TASK PROMPT: Gather, from the data below, each line in which the word "weight" occurs.

Entries taken from a collection:
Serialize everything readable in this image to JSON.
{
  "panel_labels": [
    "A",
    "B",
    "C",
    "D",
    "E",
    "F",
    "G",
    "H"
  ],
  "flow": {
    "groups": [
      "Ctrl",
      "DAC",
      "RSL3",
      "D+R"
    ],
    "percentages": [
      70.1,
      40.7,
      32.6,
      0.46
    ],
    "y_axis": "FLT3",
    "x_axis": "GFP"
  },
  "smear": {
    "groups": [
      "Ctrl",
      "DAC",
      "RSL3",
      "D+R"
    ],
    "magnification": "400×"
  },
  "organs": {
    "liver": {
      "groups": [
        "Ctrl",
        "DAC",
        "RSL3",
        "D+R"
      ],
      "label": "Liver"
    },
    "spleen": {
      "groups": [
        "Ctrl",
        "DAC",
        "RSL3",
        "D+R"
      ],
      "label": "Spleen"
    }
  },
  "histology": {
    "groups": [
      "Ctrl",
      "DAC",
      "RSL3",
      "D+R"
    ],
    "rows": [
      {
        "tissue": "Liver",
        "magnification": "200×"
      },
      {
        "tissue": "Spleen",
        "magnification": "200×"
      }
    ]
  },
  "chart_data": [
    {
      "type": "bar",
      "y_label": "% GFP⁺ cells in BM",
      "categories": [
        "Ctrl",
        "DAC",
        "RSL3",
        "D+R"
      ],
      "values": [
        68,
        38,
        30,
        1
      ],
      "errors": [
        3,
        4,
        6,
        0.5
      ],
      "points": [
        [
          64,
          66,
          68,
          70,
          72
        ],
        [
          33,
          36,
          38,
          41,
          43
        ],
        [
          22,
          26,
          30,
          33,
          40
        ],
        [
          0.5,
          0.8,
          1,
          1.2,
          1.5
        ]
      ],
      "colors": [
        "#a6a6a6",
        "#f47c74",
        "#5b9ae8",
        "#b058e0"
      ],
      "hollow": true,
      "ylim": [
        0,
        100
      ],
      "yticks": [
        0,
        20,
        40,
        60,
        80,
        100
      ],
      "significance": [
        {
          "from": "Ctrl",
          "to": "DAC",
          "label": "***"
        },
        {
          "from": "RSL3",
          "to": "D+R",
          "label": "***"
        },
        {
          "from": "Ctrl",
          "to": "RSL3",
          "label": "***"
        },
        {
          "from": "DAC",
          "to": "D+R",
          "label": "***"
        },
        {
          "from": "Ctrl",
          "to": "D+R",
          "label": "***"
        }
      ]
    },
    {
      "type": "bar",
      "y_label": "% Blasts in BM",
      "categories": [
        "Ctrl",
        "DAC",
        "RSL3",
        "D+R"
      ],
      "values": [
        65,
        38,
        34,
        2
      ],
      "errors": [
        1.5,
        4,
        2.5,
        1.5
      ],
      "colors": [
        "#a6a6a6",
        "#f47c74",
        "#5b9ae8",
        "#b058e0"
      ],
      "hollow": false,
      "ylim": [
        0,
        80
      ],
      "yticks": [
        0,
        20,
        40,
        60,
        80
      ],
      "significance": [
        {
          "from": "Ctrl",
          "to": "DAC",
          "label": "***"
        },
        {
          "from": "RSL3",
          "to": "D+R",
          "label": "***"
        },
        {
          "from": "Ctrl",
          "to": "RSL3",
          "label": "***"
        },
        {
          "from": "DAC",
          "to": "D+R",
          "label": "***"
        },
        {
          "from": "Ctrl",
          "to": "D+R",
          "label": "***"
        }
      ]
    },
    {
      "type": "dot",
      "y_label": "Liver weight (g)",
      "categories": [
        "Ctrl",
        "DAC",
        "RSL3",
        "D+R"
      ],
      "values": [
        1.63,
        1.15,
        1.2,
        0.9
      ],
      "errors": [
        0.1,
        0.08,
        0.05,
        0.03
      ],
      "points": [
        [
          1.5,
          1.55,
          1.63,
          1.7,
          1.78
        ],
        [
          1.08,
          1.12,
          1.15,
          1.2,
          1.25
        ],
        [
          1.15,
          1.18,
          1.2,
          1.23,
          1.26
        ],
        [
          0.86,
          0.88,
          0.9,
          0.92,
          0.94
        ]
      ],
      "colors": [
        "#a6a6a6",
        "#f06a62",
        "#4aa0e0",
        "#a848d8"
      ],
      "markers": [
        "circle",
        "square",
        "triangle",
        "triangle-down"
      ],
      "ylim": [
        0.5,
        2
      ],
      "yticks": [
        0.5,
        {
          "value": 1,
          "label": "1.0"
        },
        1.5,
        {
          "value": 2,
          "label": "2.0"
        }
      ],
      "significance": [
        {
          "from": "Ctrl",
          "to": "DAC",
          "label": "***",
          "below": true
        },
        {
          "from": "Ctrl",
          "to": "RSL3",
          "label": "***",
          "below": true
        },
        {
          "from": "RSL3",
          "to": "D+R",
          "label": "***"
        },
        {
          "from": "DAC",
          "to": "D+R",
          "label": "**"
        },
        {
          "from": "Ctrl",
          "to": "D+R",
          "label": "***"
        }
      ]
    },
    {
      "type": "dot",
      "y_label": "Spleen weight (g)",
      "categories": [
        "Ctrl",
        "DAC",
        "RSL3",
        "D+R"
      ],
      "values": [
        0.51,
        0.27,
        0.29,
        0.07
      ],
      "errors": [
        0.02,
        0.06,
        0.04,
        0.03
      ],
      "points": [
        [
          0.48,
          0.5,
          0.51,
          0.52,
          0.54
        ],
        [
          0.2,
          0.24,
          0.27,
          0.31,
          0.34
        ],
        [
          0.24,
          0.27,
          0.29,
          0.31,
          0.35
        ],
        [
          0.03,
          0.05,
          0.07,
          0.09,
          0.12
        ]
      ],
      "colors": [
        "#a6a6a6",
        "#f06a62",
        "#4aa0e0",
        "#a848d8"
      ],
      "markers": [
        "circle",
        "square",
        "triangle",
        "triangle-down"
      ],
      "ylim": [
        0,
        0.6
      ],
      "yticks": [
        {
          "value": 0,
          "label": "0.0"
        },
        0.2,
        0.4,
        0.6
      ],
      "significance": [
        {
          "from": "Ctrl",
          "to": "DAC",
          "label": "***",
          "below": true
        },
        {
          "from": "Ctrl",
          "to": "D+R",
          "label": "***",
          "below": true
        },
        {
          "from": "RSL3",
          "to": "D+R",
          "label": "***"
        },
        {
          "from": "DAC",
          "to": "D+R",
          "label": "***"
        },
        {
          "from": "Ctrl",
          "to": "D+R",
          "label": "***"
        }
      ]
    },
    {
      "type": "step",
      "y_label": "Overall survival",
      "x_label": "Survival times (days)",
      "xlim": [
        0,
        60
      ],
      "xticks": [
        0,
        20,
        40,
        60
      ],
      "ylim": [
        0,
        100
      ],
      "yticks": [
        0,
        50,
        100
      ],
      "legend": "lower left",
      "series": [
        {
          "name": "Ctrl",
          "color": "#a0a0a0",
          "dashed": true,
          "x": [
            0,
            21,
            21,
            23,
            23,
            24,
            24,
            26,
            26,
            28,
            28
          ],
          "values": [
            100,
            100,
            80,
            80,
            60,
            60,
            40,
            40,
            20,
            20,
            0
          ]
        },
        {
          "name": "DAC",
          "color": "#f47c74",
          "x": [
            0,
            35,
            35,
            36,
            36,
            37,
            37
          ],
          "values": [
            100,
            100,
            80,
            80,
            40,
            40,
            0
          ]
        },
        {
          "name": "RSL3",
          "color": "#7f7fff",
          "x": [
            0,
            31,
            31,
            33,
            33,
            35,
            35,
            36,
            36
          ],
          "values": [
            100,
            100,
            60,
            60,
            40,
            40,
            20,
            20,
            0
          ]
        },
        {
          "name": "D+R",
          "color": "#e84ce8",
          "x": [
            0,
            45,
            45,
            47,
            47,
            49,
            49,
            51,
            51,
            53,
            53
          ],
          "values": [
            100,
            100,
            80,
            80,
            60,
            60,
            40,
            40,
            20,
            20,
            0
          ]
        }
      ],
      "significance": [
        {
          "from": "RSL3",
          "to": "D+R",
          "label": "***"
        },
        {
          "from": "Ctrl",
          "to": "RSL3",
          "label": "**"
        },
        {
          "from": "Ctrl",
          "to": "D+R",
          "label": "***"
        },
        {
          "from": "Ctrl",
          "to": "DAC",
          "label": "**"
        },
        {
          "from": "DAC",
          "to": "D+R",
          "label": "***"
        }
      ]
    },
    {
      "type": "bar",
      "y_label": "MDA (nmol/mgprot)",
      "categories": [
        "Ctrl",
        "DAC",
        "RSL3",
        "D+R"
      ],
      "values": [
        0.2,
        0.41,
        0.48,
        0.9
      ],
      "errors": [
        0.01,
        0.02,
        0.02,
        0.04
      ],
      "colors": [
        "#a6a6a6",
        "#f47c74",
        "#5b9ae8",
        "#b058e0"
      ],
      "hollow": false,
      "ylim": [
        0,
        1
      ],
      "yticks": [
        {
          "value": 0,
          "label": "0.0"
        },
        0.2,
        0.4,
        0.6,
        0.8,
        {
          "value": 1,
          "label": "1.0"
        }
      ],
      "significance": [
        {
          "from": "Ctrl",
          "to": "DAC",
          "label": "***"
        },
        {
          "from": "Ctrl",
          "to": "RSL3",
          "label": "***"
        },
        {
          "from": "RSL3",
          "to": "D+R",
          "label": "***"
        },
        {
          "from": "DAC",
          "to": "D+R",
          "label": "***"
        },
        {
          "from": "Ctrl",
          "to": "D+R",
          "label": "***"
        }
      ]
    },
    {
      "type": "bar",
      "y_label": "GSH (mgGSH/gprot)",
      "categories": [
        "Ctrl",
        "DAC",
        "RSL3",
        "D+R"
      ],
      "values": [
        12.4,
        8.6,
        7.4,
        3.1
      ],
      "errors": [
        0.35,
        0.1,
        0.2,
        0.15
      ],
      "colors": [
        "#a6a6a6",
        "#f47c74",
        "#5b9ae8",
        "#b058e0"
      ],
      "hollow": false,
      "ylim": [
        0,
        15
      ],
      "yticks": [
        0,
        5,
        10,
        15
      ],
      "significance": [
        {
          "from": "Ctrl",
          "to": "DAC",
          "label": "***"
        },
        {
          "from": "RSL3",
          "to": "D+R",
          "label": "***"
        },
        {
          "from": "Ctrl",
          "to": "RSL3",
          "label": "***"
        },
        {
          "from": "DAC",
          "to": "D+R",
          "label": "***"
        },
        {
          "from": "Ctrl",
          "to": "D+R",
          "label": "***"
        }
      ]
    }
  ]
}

WRITTEN REPLY:
      "y_label": "Liver weight (g)",
      "y_label": "Spleen weight (g)",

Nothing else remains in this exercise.